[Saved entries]
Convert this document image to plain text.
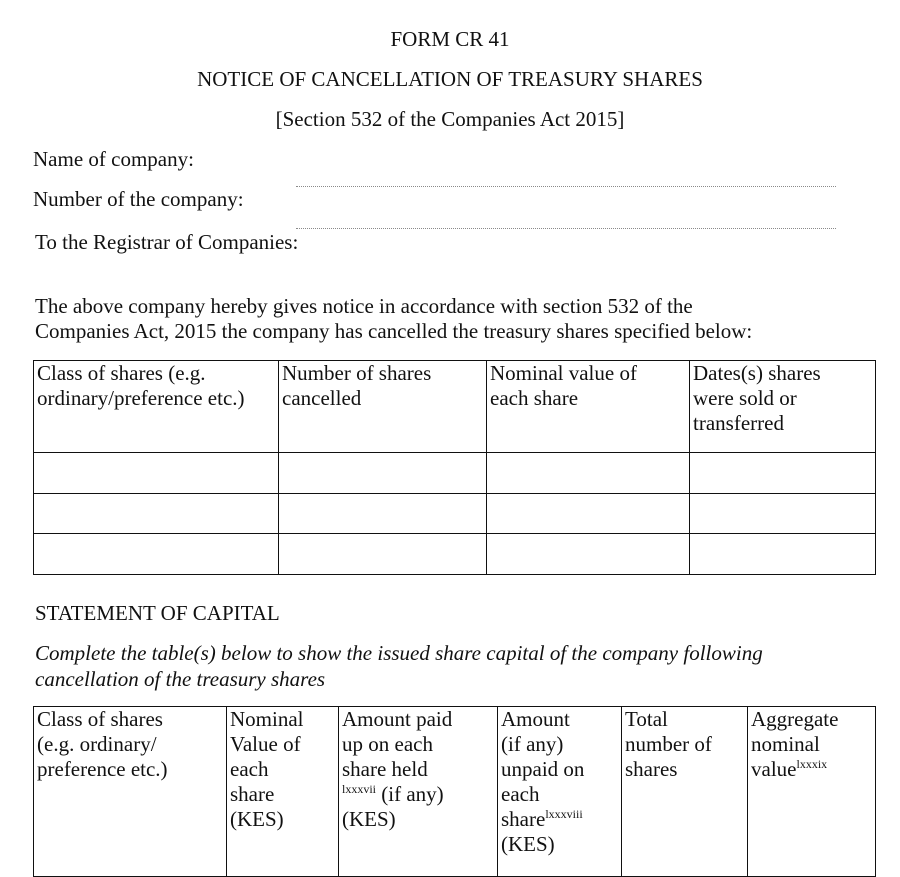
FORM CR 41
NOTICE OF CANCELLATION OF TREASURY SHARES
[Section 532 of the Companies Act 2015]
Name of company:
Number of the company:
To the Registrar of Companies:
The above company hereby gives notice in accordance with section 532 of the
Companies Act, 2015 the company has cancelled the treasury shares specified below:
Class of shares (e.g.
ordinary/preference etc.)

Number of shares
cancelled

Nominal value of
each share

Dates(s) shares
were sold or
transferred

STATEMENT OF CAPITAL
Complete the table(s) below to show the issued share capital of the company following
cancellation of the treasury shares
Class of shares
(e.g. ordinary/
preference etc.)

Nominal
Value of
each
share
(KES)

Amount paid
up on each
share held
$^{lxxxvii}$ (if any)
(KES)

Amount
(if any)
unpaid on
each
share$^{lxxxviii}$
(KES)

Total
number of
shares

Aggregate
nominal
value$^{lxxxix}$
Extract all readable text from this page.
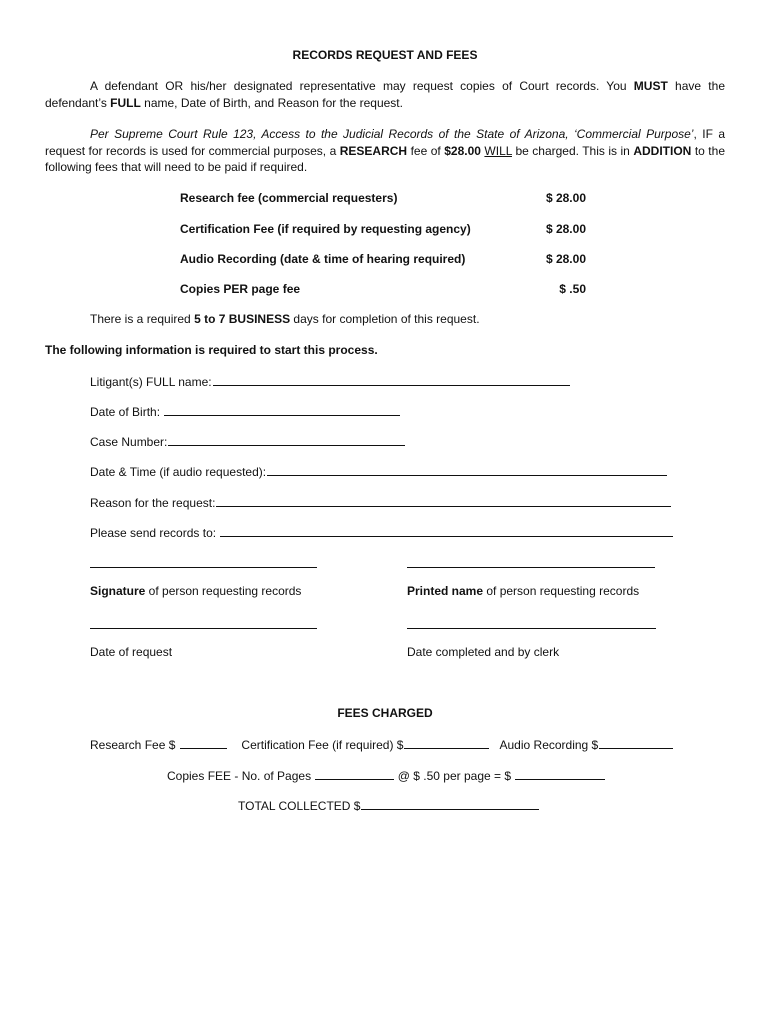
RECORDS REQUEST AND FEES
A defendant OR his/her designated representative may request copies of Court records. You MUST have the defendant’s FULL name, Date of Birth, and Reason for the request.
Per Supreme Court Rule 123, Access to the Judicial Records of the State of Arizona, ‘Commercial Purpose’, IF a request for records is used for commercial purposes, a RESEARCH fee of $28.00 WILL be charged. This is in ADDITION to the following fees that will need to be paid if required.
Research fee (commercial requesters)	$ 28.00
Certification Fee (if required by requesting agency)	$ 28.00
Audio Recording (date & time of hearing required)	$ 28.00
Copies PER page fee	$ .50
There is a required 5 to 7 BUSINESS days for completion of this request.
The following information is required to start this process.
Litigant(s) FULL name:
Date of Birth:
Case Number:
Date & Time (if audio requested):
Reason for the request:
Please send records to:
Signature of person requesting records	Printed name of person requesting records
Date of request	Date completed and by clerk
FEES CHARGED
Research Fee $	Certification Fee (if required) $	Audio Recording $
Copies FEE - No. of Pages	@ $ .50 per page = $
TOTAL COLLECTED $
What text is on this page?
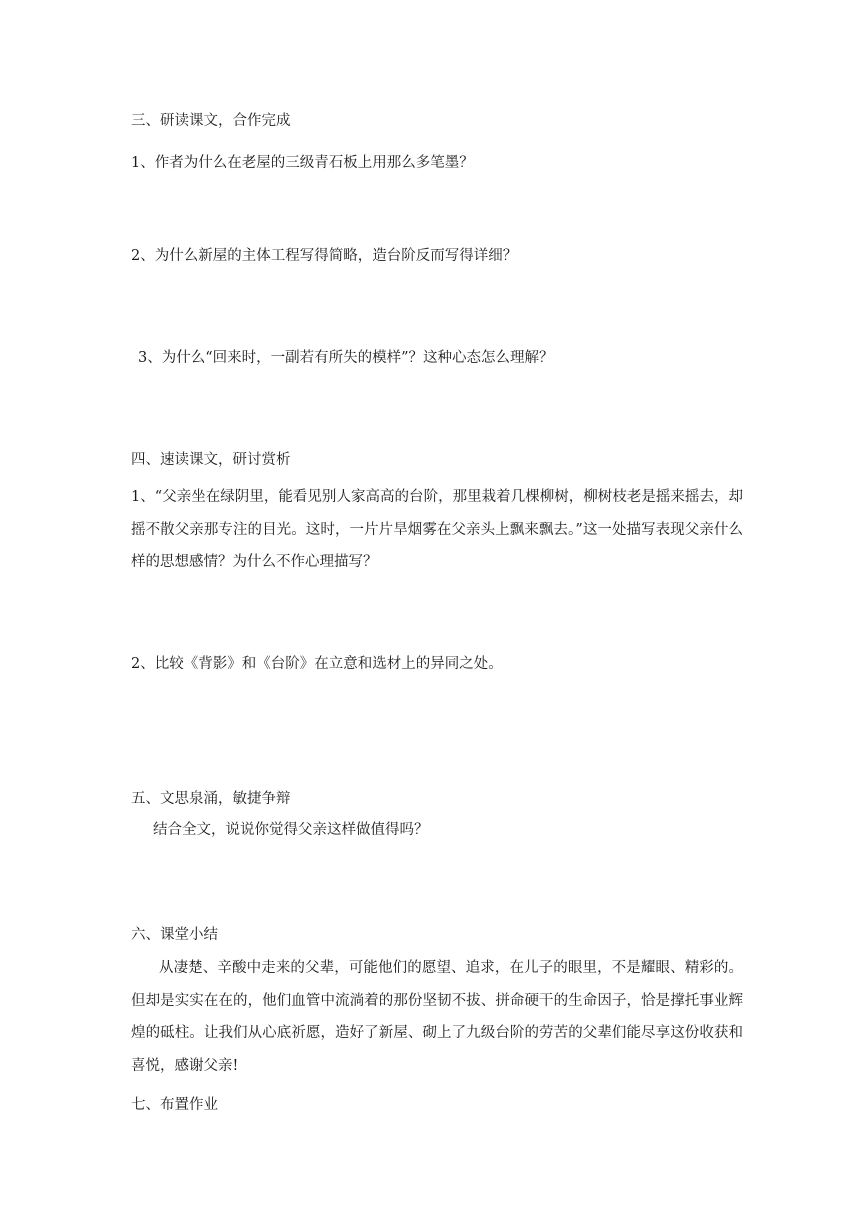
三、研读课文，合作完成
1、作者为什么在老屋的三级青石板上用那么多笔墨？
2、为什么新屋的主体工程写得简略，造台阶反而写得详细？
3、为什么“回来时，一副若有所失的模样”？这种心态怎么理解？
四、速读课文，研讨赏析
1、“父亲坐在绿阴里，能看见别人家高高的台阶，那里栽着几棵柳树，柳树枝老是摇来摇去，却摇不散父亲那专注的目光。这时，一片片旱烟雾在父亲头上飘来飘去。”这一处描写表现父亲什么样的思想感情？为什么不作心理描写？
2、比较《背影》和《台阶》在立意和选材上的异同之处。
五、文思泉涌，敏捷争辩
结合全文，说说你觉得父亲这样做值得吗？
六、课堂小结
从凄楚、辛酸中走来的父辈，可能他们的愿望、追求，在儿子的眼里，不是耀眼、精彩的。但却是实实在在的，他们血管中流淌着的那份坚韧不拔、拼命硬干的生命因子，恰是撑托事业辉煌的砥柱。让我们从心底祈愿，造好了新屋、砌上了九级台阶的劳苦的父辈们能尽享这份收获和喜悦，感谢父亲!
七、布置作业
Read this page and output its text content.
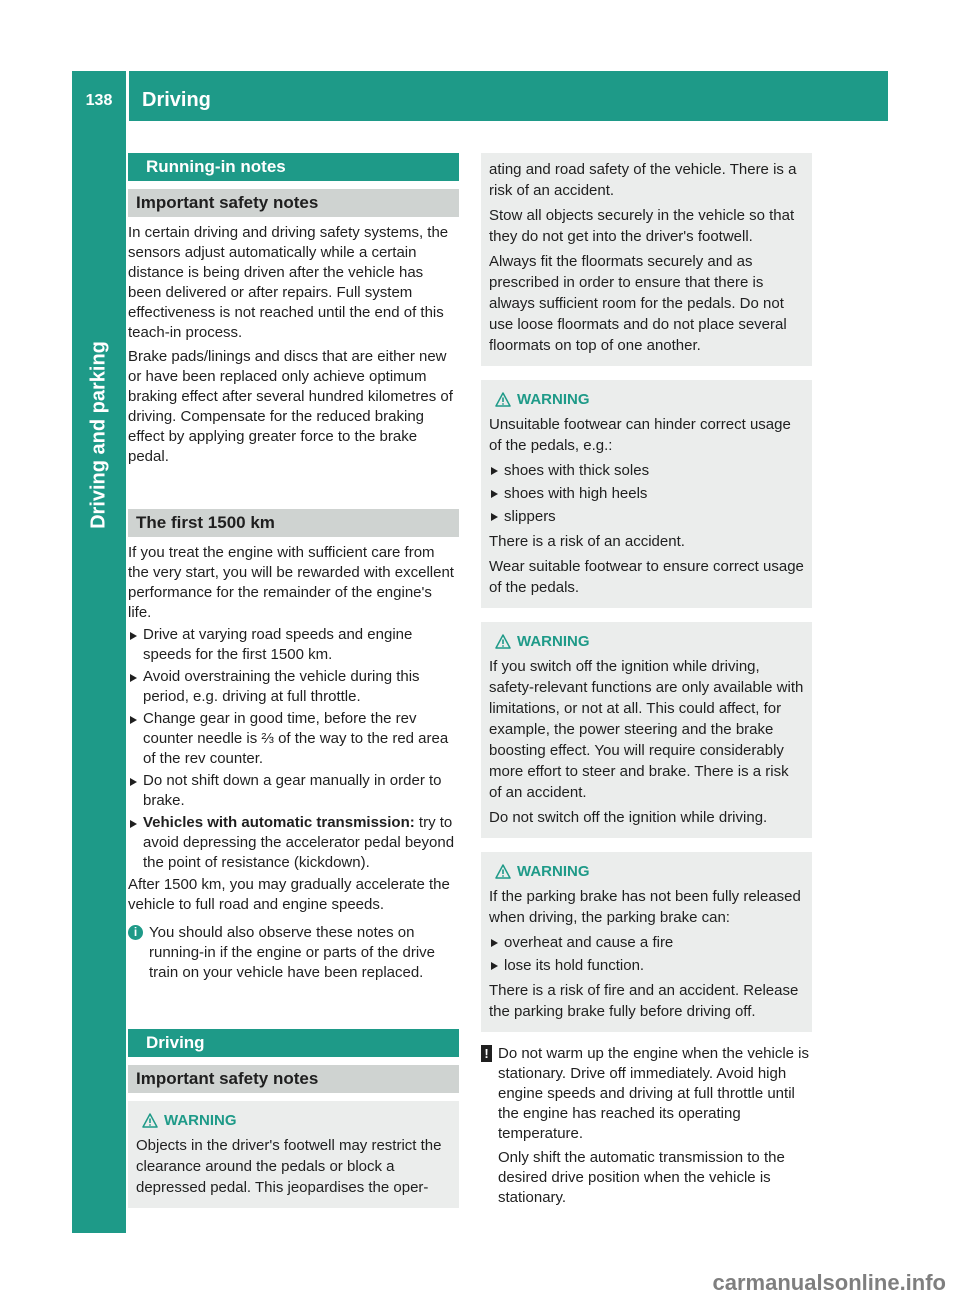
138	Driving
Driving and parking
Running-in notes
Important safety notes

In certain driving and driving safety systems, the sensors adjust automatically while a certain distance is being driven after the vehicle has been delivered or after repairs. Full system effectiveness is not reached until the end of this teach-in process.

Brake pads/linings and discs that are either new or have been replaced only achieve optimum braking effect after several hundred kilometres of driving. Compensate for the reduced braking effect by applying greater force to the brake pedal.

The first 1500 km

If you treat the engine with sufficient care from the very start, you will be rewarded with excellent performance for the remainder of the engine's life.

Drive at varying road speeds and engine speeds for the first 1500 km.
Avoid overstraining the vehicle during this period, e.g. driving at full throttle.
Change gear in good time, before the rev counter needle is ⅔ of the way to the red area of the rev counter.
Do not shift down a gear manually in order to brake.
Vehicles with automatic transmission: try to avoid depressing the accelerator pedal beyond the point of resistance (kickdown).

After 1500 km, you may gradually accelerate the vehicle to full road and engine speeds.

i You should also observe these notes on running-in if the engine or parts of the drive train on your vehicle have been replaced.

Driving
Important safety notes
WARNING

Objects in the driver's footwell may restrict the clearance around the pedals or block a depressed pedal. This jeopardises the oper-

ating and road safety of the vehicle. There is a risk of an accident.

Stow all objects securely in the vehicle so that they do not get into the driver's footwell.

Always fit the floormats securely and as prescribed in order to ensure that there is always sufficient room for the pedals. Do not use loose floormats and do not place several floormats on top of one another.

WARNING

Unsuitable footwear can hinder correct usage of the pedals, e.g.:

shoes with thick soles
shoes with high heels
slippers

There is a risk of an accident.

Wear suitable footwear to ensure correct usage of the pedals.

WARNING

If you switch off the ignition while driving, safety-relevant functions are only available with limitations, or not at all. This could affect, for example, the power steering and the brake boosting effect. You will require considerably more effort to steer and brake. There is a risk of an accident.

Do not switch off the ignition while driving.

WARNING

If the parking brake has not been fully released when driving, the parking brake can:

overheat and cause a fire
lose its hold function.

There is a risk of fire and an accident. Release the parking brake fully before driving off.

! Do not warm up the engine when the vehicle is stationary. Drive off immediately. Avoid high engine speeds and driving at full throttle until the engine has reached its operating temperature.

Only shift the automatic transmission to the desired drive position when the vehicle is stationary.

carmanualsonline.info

| WRITTEN INSTRUCTION |
From the material, report only how many lines include the word "securely".

| TASK ANSWER |
2